§ What you will do: Format the lines from the one containing "panel-label-c: c) [10,347,25,366]" through the one containing "annotation-leader [409,184,443,202]", inclusive, as a numbered list, leaving out any blank lines.

§ Listing:
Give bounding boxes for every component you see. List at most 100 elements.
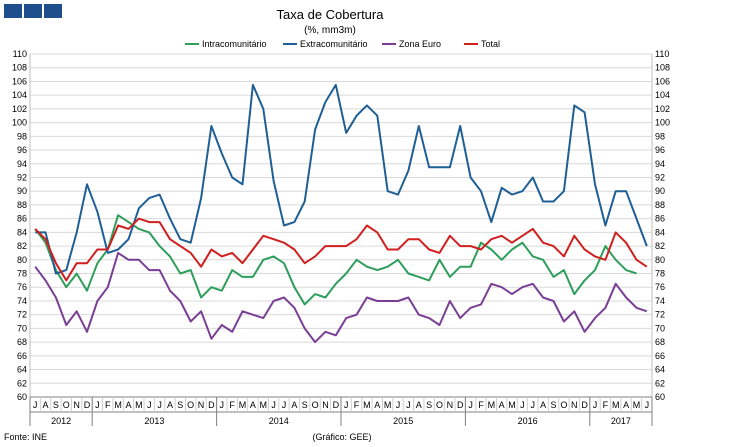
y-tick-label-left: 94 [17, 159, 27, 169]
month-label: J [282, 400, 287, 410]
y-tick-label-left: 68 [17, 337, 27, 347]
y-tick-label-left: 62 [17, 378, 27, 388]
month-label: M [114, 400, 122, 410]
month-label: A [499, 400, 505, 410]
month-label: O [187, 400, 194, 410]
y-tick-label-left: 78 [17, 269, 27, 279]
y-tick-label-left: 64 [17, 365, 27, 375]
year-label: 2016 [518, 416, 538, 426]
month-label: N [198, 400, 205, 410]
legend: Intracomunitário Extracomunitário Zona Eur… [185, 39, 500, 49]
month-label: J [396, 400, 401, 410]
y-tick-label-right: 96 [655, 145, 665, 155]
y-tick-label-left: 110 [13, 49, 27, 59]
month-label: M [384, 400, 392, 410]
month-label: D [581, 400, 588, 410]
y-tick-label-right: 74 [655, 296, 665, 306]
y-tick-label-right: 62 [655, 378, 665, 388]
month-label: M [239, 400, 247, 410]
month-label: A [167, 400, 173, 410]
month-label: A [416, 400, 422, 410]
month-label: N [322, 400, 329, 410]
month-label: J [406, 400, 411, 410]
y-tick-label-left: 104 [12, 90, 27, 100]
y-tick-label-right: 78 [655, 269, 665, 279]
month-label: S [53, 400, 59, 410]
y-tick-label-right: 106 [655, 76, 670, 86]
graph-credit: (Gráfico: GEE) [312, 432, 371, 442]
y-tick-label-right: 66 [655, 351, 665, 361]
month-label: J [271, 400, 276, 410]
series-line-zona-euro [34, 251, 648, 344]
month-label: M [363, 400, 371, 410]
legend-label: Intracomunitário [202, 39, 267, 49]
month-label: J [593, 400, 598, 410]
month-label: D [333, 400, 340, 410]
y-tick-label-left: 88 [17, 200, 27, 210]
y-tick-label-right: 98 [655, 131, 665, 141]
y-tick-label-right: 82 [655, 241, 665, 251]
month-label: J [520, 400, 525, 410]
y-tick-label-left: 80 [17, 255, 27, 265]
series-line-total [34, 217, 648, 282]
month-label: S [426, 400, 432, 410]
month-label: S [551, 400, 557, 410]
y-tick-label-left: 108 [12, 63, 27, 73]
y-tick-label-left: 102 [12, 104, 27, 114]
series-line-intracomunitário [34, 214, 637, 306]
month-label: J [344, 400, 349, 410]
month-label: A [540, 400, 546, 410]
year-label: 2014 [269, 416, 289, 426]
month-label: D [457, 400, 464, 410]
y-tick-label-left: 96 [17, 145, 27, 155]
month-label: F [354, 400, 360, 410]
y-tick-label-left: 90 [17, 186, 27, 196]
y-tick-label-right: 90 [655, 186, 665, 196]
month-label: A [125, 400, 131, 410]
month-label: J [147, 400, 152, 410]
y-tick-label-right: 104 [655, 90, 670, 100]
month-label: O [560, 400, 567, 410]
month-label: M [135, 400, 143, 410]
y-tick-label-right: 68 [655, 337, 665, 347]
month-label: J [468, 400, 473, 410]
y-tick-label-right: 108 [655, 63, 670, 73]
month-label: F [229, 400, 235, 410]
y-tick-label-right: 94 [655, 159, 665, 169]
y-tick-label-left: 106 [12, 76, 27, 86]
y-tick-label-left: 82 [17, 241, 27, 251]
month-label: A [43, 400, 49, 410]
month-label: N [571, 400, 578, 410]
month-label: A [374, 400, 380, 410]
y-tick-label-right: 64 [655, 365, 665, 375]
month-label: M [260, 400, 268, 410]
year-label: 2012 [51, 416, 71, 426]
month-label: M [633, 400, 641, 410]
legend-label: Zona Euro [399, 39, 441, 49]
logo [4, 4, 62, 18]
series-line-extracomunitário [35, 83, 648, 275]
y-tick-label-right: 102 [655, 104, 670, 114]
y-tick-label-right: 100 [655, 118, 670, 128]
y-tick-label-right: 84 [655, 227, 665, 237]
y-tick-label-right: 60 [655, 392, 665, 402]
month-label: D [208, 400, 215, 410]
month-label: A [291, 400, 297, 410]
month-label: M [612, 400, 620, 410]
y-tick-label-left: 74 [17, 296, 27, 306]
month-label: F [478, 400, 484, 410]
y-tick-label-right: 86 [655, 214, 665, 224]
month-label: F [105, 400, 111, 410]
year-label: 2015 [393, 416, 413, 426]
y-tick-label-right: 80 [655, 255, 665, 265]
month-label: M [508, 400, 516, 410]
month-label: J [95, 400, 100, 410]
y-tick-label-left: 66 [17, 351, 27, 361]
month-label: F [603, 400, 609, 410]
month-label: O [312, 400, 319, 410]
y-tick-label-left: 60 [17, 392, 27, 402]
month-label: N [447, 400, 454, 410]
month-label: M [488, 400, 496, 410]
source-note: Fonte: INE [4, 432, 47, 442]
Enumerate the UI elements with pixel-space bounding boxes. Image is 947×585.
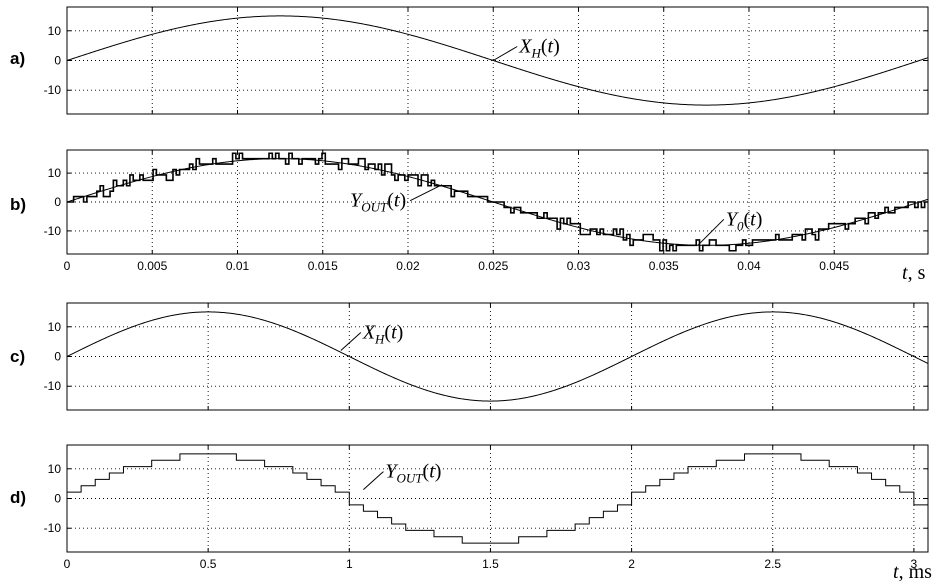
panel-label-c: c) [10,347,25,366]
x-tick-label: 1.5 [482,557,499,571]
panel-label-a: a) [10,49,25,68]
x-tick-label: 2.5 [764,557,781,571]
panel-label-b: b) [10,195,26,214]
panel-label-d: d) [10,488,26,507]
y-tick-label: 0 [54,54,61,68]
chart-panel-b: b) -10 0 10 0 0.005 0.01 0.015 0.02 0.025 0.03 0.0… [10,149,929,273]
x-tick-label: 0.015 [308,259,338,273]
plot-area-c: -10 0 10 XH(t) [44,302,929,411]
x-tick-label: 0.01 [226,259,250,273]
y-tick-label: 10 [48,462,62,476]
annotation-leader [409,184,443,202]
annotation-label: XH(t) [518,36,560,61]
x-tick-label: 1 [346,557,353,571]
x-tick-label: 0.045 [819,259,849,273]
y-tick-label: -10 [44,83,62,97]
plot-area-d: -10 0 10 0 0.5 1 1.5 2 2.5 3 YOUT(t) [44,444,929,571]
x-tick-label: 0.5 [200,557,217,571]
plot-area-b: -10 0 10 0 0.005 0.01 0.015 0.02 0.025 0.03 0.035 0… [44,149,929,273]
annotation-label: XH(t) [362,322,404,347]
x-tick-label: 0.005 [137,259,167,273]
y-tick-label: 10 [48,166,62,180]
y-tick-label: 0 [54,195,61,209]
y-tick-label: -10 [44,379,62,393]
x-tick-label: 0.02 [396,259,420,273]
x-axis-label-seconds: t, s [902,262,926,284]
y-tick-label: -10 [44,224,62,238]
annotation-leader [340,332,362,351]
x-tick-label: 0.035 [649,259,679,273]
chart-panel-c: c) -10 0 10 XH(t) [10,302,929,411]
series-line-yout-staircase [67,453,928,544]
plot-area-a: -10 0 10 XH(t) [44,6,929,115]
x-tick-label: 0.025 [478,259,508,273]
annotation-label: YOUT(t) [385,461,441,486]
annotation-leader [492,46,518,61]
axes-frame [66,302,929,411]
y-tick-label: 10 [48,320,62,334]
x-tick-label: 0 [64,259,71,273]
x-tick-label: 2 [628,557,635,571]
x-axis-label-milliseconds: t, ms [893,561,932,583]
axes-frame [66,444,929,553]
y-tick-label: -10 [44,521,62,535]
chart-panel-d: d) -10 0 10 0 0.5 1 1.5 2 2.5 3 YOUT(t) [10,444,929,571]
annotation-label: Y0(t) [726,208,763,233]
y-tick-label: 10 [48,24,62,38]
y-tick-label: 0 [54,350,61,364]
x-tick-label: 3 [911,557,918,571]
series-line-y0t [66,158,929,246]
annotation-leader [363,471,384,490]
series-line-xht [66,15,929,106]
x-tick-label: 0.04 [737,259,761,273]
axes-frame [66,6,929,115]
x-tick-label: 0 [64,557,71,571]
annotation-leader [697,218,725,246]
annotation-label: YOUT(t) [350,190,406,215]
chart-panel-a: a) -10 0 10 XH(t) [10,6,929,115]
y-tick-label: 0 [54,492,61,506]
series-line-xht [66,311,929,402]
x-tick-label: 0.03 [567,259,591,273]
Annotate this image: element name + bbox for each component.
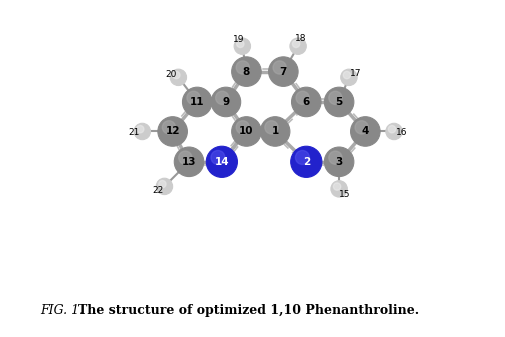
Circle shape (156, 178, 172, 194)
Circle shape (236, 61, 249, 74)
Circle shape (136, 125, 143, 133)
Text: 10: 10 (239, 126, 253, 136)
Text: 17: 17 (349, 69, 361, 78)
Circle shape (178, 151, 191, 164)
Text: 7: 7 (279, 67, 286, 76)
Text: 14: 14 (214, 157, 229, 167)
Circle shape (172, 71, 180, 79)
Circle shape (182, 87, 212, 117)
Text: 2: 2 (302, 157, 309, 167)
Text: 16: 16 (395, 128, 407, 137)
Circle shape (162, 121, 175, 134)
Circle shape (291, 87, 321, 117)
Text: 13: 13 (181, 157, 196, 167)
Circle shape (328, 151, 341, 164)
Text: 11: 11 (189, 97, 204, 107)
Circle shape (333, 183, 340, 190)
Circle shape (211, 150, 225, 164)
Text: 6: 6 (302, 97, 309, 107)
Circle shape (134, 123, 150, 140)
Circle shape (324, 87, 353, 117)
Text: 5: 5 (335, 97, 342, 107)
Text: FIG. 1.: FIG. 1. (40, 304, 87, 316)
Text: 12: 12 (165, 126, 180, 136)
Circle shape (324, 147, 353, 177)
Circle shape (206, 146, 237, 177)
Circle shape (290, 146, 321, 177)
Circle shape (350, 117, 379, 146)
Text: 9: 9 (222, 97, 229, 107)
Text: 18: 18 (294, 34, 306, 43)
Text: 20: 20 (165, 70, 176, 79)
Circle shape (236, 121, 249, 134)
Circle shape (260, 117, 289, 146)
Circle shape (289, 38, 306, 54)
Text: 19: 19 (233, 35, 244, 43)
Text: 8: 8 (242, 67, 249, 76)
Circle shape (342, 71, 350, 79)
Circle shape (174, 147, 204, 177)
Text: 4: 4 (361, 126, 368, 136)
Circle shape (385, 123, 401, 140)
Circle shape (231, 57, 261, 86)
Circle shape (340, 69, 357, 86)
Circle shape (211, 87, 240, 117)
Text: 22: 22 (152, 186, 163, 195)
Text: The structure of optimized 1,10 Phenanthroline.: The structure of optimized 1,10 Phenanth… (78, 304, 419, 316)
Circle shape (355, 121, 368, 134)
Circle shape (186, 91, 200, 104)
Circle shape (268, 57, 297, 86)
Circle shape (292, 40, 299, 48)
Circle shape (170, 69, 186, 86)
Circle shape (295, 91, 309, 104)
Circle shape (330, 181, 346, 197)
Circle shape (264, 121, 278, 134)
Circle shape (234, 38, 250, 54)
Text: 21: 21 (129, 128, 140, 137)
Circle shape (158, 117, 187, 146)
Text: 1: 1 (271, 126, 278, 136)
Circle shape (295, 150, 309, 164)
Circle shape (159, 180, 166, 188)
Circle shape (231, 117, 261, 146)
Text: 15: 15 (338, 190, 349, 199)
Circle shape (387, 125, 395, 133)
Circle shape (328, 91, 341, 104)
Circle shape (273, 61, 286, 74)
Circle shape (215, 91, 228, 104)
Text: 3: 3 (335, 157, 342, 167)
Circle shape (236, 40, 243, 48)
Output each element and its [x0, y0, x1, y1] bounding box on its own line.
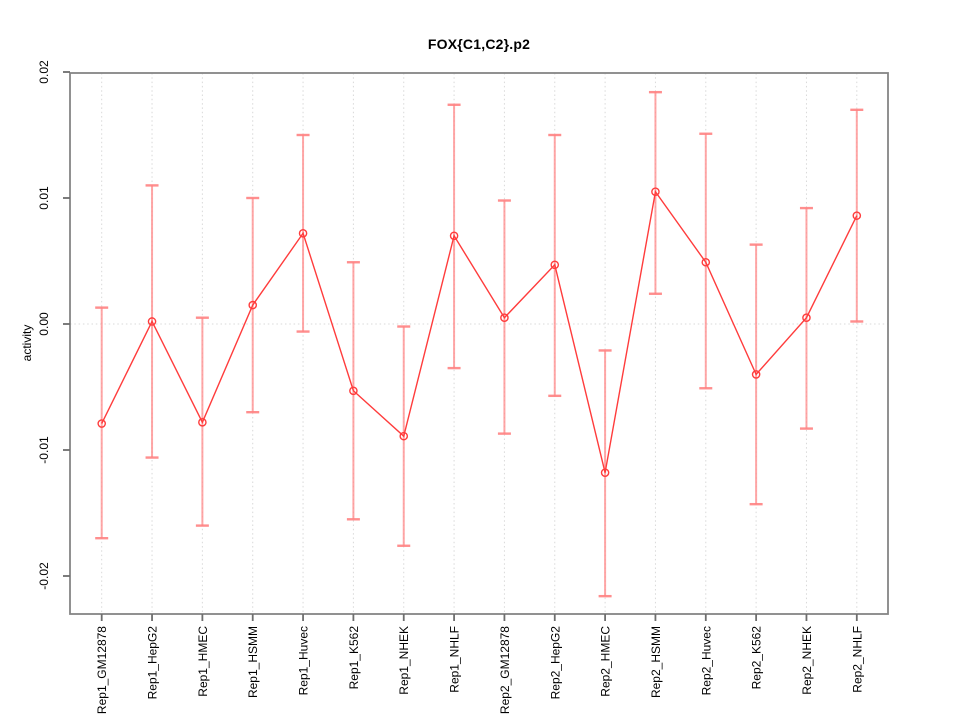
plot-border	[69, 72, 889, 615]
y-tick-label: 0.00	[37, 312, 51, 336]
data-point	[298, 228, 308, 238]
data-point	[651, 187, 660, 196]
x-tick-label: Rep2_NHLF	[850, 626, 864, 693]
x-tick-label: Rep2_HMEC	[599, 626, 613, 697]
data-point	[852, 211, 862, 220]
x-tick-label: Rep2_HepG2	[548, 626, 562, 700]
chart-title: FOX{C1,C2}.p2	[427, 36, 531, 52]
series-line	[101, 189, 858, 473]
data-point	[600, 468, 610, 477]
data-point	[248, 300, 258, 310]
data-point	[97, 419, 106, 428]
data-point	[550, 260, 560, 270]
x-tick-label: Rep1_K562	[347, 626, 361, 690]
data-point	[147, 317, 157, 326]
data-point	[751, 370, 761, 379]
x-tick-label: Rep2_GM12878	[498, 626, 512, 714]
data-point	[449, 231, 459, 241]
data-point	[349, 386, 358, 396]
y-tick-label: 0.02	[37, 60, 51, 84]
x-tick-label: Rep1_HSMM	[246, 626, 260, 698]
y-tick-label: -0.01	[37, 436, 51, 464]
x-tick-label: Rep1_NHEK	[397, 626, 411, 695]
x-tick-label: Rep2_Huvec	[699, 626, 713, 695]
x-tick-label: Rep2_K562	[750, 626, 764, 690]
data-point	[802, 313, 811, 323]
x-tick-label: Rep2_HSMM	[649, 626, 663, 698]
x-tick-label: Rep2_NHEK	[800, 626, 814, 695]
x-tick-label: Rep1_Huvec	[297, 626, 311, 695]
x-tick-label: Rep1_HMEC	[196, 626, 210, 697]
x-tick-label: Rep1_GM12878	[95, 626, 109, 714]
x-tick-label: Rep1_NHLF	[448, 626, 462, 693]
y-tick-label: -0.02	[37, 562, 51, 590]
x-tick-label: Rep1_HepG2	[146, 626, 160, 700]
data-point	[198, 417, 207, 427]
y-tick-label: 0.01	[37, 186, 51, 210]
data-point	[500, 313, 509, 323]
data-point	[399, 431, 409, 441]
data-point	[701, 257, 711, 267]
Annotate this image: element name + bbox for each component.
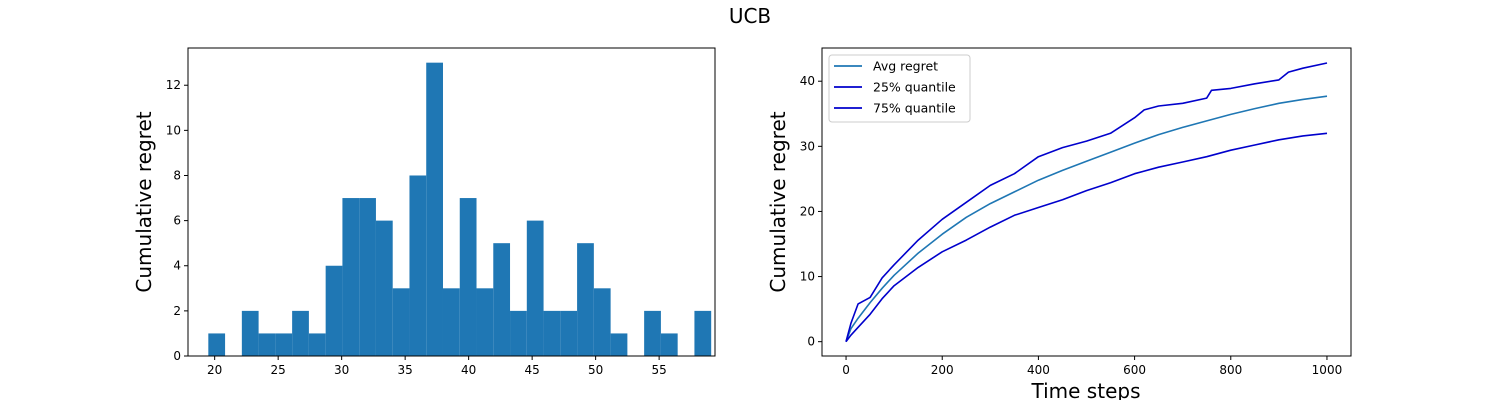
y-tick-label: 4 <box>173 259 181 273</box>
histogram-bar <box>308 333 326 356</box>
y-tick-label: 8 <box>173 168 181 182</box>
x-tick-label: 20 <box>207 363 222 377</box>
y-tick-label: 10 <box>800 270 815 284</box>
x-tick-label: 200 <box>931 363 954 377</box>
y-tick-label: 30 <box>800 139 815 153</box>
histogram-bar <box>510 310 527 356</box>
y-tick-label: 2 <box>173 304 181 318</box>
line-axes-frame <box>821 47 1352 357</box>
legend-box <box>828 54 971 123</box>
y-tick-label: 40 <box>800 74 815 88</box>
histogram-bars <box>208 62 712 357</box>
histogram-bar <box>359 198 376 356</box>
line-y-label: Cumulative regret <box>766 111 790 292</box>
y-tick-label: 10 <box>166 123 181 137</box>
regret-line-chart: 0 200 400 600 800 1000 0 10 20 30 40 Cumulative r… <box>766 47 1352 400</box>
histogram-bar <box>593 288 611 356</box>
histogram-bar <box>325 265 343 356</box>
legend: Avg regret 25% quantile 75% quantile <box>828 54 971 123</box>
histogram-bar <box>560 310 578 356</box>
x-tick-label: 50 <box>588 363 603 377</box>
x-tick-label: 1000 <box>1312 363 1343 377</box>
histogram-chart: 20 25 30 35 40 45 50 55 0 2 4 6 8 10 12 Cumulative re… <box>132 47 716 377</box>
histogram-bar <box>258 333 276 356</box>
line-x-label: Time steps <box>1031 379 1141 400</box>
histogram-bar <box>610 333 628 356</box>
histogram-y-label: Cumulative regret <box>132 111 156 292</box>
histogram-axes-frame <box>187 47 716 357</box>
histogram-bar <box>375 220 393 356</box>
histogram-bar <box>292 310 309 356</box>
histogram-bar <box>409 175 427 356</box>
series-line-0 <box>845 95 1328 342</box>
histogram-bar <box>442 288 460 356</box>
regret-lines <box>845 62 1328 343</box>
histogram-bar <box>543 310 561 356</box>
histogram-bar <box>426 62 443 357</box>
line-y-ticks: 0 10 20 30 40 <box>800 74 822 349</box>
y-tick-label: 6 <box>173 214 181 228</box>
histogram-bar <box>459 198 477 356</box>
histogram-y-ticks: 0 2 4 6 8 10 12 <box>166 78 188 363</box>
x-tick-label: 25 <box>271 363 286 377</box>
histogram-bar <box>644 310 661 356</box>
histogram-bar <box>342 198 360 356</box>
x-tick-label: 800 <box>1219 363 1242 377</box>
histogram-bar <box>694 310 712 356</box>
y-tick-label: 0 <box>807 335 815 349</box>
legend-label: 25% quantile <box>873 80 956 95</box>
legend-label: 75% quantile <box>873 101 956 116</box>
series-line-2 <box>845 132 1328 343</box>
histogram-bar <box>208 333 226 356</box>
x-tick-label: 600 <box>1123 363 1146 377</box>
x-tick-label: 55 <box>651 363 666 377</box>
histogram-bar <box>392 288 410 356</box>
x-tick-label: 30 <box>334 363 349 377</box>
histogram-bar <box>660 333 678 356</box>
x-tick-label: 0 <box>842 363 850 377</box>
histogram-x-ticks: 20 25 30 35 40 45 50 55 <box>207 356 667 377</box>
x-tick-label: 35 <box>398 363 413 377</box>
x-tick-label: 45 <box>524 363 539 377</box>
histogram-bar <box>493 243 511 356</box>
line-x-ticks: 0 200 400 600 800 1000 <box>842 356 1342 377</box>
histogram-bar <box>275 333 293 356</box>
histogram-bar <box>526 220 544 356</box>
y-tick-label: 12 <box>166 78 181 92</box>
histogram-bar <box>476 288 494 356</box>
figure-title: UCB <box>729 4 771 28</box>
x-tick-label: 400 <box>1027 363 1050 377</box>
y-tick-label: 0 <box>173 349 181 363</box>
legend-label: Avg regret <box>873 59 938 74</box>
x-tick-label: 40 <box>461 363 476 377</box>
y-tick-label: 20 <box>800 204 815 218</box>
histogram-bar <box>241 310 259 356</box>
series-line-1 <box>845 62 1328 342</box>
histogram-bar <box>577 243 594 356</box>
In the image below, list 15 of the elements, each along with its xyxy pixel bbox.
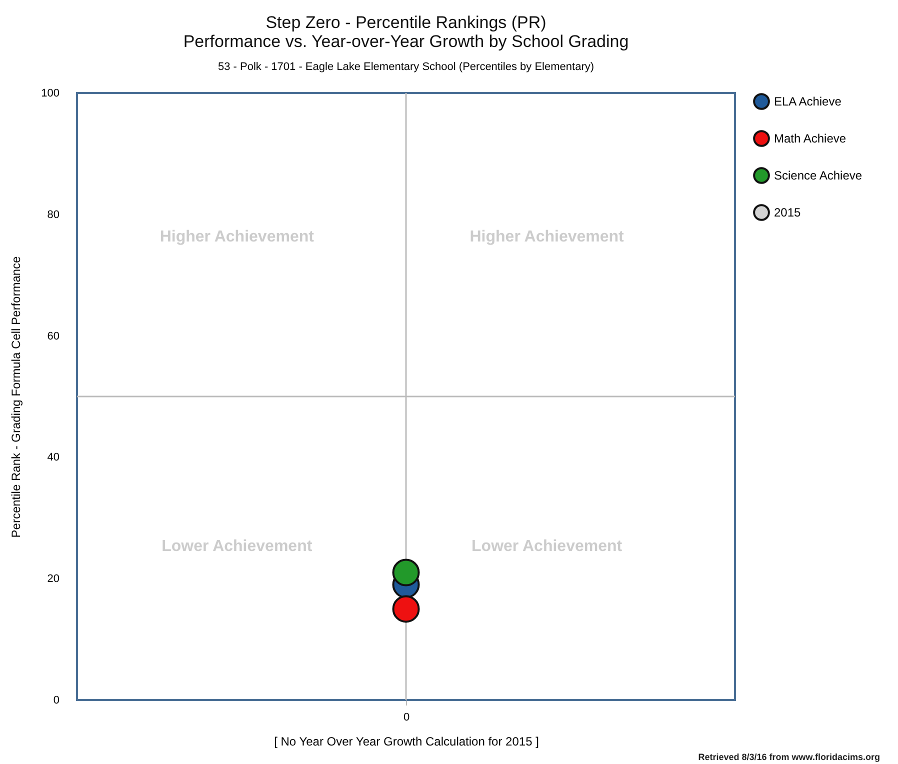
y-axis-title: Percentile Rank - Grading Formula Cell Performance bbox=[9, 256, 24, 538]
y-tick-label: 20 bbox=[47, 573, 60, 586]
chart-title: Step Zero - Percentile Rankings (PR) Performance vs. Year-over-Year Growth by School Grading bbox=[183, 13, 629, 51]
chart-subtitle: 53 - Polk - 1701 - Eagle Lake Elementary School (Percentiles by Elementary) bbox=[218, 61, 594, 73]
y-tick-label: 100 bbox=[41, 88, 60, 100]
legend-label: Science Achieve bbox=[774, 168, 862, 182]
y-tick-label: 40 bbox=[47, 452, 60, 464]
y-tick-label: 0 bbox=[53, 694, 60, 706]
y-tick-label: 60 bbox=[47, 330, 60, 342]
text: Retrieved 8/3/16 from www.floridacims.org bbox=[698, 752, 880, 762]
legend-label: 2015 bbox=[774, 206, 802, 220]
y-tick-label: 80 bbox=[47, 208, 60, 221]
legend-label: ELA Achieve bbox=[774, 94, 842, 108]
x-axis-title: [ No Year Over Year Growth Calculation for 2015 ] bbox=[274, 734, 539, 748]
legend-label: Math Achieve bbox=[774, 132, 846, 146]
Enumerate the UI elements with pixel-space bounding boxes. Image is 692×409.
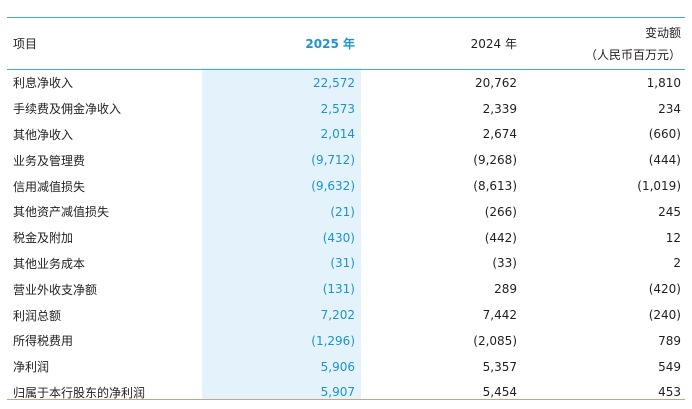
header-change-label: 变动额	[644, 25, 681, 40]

§ Exercise solution:
1. panel-label-c: c) [10,347,25,366]
2. x-tick-label: 1.5 [482,557,499,571]
3. panel-label-a: a) [10,49,25,68]
4. x-tick-label: 2.5 [764,557,781,571]
5. panel-label-b: b) [10,195,26,214]
6. panel-label-d: d) [10,488,26,507]
7. y-tick-label: 0 [54,54,61,68]
8. chart-panel-b: b) -10 0 10 0 0.005 0.01 0.015 0.02 0.025 0.03 0.0… [10,149,929,273]
9. x-tick-label: 0.015 [308,259,338,273]
10. plot-area-c: -10 0 10 XH(t) [44,302,929,411]
11. x-tick-label: 0.01 [226,259,250,273]
12. y-tick-label: 10 [48,462,62,476]
13. annotation-leader [409,184,443,202]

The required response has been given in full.